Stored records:
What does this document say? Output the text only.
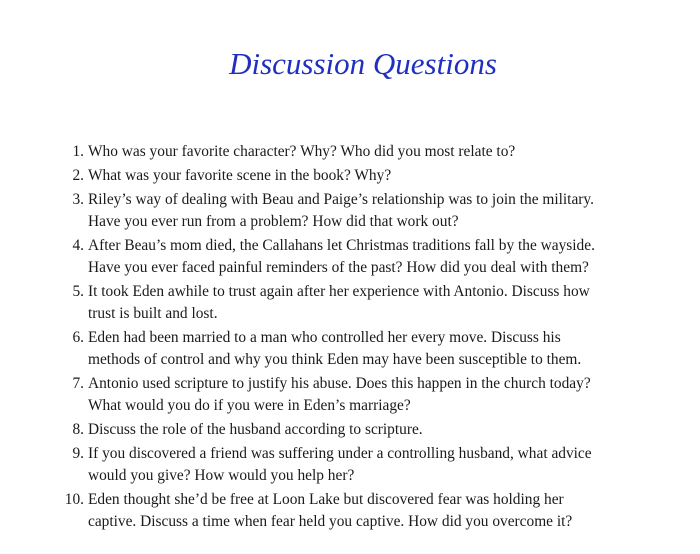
Discussion Questions
1. Who was your favorite character? Why? Who did you most relate to?
2. What was your favorite scene in the book? Why?
3. Riley’s way of dealing with Beau and Paige’s relationship was to join the military.
Have you ever run from a problem? How did that work out?
4. After Beau’s mom died, the Callahans let Christmas traditions fall by the wayside.
Have you ever faced painful reminders of the past? How did you deal with them?
5. It took Eden awhile to trust again after her experience with Antonio. Discuss how
trust is built and lost.
6. Eden had been married to a man who controlled her every move. Discuss his
methods of control and why you think Eden may have been susceptible to them.
7. Antonio used scripture to justify his abuse. Does this happen in the church today?
What would you do if you were in Eden’s marriage?
8. Discuss the role of the husband according to scripture.
9. If you discovered a friend was suffering under a controlling husband, what advice
would you give? How would you help her?
10. Eden thought she’d be free at Loon Lake but discovered fear was holding her
captive. Discuss a time when fear held you captive. How did you overcome it?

PROBLEM STATEMENT
Every record above should be transcribed exactly; the pictures stay out of the copy.

RESPONSE TO THE TASK
What does this document say? Output the text only.
Discussion Questions
1. Who was your favorite character? Why? Who did you most relate to?
2. What was your favorite scene in the book? Why?
3. Riley’s way of dealing with Beau and Paige’s relationship was to join the military.
Have you ever run from a problem? How did that work out?
4. After Beau’s mom died, the Callahans let Christmas traditions fall by the wayside.
Have you ever faced painful reminders of the past? How did you deal with them?
5. It took Eden awhile to trust again after her experience with Antonio. Discuss how
trust is built and lost.
6. Eden had been married to a man who controlled her every move. Discuss his
methods of control and why you think Eden may have been susceptible to them.
7. Antonio used scripture to justify his abuse. Does this happen in the church today?
What would you do if you were in Eden’s marriage?
8. Discuss the role of the husband according to scripture.
9. If you discovered a friend was suffering under a controlling husband, what advice
would you give? How would you help her?
10. Eden thought she’d be free at Loon Lake but discovered fear was holding her
captive. Discuss a time when fear held you captive. How did you overcome it?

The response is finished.